EXERCISE INSTRUCTIONS: Pick every line with "down" from the material below.

Data entries:
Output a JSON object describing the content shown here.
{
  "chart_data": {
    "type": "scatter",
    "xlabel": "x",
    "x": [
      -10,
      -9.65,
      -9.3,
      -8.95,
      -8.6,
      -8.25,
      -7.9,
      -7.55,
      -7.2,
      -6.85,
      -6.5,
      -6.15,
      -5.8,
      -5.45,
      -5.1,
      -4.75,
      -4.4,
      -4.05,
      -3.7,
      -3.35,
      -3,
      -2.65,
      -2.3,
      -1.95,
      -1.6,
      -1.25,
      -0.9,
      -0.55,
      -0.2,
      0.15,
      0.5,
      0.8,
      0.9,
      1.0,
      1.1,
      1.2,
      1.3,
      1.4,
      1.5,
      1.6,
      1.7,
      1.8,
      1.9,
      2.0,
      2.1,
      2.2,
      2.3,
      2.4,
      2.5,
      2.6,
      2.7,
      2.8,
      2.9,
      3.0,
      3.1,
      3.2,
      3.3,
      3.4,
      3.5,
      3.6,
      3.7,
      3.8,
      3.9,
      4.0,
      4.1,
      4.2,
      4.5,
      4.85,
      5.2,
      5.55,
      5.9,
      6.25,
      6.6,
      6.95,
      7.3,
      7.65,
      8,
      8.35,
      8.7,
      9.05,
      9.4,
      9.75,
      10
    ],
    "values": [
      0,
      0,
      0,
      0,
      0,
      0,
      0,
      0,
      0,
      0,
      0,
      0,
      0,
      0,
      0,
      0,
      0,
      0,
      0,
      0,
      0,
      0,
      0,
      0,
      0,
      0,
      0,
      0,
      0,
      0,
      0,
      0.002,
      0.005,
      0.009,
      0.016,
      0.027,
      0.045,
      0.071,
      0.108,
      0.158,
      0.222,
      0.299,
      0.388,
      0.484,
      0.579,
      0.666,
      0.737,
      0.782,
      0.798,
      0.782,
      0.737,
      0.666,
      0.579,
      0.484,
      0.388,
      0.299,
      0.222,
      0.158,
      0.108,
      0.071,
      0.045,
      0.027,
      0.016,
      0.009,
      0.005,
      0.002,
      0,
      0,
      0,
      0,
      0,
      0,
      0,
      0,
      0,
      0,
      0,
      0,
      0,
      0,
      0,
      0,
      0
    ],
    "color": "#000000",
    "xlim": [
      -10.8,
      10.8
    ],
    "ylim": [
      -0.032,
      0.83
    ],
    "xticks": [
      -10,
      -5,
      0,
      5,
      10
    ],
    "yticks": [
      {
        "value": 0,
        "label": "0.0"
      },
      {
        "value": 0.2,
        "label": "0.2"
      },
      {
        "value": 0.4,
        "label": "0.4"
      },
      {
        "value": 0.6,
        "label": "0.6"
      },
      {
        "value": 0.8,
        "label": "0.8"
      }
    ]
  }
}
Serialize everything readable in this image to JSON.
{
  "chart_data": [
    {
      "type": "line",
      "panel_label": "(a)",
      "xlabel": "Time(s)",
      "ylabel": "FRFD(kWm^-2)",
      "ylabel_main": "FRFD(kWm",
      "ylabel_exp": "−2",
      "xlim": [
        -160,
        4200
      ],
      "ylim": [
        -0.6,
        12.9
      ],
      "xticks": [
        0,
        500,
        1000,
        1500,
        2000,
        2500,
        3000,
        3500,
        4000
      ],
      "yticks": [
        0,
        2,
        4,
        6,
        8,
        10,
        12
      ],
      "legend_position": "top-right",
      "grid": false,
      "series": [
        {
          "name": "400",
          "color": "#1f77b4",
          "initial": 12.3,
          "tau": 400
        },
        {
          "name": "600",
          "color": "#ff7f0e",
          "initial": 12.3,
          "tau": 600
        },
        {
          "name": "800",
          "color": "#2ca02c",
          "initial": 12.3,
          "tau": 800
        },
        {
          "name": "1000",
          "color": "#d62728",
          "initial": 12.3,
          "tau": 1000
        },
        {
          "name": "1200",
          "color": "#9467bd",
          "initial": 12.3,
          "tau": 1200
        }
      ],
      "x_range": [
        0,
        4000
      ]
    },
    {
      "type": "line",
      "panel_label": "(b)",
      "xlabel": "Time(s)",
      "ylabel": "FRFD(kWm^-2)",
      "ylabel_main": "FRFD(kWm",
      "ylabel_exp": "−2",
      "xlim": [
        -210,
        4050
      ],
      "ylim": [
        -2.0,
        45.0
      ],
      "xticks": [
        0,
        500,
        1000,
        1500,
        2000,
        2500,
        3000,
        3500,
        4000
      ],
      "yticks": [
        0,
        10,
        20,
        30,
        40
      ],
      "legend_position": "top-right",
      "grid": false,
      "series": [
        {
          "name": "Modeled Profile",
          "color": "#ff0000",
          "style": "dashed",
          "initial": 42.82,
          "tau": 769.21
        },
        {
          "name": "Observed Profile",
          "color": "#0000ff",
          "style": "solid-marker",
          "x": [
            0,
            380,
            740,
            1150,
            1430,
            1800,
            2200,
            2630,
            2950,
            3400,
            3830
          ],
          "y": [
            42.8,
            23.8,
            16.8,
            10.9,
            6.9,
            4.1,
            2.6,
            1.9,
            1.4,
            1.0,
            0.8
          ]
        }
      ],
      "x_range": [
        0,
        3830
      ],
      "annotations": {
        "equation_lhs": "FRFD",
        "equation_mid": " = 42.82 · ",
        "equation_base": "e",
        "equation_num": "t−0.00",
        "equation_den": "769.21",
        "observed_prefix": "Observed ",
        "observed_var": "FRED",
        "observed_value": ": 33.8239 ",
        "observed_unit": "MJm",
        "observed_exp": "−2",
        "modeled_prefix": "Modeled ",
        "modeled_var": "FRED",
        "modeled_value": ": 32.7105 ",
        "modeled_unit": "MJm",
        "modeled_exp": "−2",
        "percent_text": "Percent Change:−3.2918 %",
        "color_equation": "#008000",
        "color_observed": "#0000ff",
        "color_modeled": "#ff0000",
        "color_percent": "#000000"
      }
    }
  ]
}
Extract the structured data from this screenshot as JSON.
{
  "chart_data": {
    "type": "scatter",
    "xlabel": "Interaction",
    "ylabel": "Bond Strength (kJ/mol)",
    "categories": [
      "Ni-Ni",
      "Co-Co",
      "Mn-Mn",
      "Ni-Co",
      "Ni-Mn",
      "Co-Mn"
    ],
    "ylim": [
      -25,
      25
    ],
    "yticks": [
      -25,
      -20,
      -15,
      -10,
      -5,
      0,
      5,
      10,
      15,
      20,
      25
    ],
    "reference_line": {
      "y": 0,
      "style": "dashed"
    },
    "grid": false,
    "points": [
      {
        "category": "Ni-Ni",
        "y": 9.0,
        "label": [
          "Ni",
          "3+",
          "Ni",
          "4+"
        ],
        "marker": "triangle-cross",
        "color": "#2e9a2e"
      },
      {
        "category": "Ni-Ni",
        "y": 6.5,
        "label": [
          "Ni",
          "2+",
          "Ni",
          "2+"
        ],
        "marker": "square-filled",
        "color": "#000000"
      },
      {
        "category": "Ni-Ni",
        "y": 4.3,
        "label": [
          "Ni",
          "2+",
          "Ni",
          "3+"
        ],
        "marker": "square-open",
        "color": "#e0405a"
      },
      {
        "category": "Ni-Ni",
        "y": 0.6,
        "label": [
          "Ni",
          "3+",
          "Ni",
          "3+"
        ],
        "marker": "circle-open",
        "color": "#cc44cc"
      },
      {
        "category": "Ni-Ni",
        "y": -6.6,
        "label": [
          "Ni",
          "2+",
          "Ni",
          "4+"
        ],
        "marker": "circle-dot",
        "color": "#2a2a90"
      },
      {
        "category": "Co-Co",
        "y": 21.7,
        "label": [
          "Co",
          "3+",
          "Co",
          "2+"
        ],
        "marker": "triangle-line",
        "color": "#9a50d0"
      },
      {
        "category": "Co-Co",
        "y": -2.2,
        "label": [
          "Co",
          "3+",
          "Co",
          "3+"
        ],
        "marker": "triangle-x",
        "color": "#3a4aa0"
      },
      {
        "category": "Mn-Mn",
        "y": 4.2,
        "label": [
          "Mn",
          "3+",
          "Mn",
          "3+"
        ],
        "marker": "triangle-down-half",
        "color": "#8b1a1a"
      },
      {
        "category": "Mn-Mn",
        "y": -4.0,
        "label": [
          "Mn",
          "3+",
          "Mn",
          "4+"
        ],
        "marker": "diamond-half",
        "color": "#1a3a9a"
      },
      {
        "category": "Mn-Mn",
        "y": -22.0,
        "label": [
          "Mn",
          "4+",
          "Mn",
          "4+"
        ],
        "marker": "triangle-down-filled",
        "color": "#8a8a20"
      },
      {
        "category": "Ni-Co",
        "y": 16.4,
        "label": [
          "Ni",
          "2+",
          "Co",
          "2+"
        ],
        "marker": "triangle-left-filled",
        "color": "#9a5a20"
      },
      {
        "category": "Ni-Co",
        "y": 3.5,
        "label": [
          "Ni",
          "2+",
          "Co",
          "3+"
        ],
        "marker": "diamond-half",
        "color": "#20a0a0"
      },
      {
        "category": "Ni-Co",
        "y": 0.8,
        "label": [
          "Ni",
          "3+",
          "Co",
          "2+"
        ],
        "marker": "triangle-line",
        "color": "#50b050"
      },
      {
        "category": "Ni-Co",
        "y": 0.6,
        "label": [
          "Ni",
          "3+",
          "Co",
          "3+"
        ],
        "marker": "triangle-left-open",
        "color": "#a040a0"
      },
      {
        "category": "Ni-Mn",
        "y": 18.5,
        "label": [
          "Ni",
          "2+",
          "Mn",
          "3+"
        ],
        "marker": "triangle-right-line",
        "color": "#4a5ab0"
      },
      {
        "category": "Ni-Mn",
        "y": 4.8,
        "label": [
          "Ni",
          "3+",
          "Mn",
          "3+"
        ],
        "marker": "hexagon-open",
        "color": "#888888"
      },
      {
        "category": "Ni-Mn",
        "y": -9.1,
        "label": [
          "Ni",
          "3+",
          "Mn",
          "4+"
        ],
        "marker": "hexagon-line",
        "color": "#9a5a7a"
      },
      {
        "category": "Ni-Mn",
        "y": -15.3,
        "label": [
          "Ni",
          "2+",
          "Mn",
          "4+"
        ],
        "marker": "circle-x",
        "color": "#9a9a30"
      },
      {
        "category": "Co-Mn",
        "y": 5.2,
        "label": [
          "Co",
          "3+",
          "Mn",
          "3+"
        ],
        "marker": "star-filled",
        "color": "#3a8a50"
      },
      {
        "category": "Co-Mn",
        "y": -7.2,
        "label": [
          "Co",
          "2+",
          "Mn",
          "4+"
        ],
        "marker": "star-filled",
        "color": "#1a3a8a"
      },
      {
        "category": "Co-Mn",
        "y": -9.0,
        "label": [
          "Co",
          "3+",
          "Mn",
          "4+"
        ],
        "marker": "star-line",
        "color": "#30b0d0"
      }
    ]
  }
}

SOLUTION FOR THIS EXERCISE:
        "marker": "triangle-down-half",
        "marker": "triangle-down-filled",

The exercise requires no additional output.